Work required> Locate the string "revenues" in the listing below. Copy every line where it is found.

Data supplied>
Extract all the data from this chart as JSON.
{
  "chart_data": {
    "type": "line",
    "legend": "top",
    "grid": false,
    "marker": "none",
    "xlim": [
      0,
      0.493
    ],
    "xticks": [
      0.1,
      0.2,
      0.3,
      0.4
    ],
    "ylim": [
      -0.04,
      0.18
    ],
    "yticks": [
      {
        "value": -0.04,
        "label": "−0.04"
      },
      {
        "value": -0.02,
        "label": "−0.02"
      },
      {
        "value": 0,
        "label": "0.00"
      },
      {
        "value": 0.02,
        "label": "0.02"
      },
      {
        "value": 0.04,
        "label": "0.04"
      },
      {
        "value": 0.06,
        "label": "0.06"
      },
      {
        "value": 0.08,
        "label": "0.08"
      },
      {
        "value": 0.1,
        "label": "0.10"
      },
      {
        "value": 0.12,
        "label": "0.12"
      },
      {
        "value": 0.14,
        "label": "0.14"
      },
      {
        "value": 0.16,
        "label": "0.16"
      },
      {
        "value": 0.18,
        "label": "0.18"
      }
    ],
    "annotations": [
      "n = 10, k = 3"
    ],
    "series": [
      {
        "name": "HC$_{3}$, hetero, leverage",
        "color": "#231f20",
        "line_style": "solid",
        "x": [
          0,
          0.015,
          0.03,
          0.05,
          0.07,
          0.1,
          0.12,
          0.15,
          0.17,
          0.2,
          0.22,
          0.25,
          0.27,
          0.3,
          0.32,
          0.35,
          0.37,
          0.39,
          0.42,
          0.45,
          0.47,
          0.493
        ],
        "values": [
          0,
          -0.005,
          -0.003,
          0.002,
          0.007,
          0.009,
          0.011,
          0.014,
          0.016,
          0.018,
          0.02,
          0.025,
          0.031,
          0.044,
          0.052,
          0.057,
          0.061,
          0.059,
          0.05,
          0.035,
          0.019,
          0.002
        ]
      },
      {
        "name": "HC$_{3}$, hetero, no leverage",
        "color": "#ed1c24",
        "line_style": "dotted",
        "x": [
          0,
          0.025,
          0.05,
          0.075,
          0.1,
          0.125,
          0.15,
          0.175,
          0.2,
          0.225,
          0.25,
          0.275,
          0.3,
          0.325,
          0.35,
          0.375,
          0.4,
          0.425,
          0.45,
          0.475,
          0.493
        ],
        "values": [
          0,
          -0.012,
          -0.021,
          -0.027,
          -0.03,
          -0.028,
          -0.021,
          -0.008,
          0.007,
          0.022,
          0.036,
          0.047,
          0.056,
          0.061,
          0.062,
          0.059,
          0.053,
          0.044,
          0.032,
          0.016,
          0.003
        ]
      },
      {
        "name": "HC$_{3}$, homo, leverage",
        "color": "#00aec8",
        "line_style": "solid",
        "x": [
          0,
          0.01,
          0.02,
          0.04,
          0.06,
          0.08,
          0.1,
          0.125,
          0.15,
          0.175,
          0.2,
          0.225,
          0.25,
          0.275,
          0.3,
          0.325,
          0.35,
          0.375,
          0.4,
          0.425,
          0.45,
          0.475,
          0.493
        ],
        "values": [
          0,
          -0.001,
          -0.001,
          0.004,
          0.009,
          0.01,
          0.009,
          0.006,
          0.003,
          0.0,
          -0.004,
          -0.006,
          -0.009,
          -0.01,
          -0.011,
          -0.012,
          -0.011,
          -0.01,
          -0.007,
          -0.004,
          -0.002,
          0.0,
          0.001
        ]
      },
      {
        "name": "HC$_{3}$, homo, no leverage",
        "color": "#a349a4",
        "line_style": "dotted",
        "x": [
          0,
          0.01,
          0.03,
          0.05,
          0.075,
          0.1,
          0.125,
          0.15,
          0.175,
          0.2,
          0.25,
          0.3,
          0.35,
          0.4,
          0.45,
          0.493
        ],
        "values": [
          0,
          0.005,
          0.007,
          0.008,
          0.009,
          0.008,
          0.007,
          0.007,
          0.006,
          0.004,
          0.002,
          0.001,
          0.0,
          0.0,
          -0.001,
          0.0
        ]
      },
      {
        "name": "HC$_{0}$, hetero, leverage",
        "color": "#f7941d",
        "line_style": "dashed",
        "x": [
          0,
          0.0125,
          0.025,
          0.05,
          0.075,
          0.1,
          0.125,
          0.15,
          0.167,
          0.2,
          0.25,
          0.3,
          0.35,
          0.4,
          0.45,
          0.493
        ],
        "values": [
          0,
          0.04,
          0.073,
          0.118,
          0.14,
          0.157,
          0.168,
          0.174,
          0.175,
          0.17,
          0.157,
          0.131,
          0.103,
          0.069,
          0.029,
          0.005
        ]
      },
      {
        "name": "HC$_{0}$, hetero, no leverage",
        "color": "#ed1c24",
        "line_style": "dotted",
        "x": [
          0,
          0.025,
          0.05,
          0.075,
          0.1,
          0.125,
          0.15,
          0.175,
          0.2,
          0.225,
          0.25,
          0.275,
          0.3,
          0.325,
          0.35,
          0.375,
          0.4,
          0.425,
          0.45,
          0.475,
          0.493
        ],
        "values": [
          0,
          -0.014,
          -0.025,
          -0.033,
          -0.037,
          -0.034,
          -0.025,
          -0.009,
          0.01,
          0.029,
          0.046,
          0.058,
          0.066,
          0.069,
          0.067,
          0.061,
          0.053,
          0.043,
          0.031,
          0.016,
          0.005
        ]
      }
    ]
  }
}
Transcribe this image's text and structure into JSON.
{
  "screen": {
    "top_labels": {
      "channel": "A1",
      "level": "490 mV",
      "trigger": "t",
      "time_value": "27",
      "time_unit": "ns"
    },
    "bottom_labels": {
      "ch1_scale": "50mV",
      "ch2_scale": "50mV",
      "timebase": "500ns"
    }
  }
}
...
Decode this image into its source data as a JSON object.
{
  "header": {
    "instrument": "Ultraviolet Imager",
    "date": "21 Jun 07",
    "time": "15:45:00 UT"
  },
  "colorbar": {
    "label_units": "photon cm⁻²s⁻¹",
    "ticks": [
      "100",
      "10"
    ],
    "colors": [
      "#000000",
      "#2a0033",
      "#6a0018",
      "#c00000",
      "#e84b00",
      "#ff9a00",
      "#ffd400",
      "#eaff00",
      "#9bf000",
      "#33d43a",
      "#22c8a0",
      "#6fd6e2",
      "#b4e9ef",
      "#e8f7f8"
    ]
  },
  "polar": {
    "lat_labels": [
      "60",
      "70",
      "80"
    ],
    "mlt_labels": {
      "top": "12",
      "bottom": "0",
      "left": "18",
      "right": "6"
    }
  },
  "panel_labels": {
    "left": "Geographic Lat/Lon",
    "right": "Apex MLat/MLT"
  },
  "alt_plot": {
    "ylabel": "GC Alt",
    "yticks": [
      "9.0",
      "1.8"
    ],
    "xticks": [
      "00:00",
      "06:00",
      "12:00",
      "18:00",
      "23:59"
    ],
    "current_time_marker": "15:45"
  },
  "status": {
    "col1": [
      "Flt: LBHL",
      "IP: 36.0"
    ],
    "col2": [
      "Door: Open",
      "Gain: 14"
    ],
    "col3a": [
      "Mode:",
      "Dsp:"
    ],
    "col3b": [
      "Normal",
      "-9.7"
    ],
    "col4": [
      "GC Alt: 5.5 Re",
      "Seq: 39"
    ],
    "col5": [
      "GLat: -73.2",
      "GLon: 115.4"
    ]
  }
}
---
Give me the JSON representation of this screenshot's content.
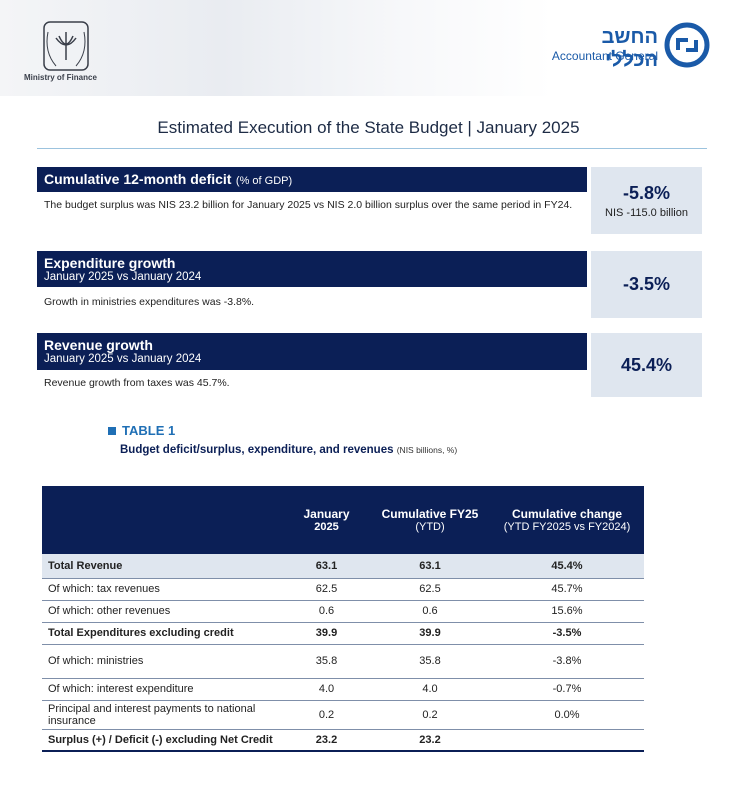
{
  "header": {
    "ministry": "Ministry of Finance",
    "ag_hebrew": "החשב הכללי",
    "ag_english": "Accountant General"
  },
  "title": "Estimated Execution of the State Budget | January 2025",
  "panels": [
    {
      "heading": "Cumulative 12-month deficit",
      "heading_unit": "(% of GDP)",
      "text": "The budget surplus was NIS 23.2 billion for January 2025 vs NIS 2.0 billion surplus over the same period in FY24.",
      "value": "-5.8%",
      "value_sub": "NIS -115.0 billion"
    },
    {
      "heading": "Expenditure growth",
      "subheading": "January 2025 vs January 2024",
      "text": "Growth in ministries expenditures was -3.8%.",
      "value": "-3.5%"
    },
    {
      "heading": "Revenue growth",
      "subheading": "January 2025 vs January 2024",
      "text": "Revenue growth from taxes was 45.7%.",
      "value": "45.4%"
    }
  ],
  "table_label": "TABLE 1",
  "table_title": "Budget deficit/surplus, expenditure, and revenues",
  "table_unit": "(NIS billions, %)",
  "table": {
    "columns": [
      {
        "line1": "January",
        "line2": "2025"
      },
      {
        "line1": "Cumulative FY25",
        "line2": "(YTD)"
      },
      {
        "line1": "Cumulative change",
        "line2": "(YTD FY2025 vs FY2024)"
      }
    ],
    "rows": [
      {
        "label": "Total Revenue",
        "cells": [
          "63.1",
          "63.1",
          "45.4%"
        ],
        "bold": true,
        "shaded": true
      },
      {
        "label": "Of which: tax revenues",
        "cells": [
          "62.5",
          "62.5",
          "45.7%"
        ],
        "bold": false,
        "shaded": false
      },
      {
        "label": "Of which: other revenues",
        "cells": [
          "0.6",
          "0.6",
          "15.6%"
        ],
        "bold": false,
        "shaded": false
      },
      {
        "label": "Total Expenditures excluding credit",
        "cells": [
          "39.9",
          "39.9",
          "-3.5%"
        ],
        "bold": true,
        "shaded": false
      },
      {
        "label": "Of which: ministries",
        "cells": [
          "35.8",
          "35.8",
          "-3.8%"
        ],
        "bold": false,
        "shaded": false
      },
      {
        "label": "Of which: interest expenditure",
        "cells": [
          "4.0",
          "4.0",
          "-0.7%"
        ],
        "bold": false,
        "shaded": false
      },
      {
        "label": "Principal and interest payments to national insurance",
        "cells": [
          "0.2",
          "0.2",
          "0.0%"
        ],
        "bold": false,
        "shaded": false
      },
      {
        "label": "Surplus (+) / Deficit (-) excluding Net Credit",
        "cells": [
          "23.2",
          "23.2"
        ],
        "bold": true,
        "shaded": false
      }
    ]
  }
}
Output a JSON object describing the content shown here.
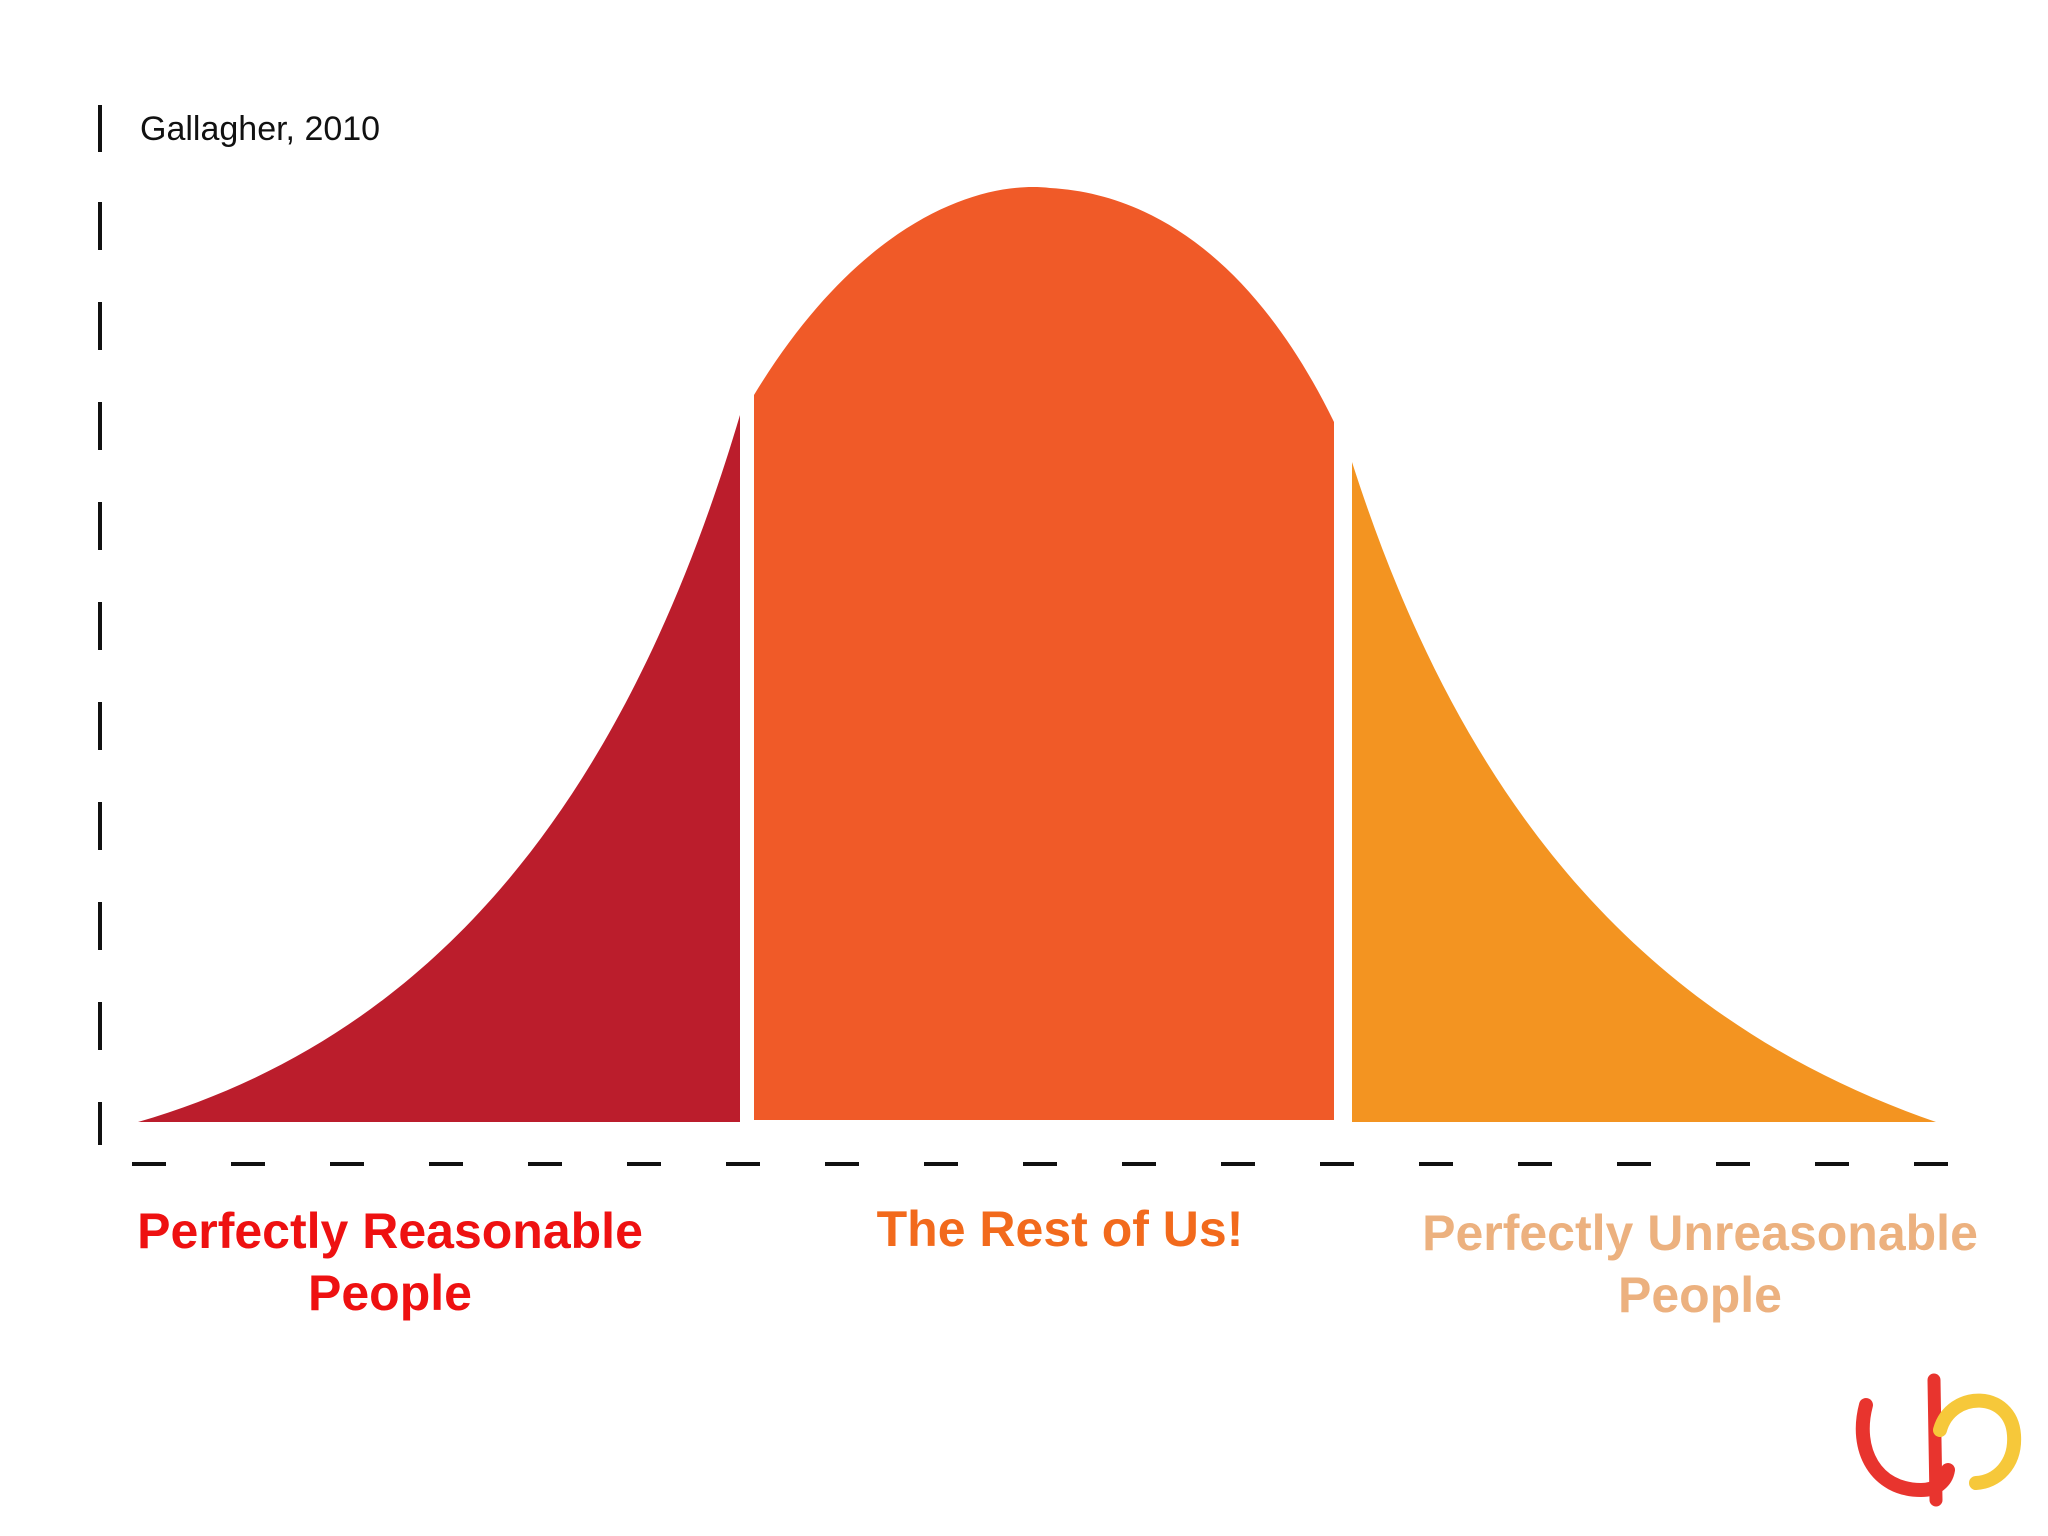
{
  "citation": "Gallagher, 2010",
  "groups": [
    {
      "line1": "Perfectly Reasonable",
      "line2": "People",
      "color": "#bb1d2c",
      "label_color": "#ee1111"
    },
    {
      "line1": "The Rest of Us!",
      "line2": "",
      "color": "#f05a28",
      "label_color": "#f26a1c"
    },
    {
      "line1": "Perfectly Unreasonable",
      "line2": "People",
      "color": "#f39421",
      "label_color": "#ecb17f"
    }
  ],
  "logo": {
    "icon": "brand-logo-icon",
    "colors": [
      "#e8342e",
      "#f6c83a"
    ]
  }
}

The reply>
  "table_title": "Budget deficit/surplus, expenditure, and revenues",
        "label": "Of which: tax revenues",
        "label": "Of which: other revenues",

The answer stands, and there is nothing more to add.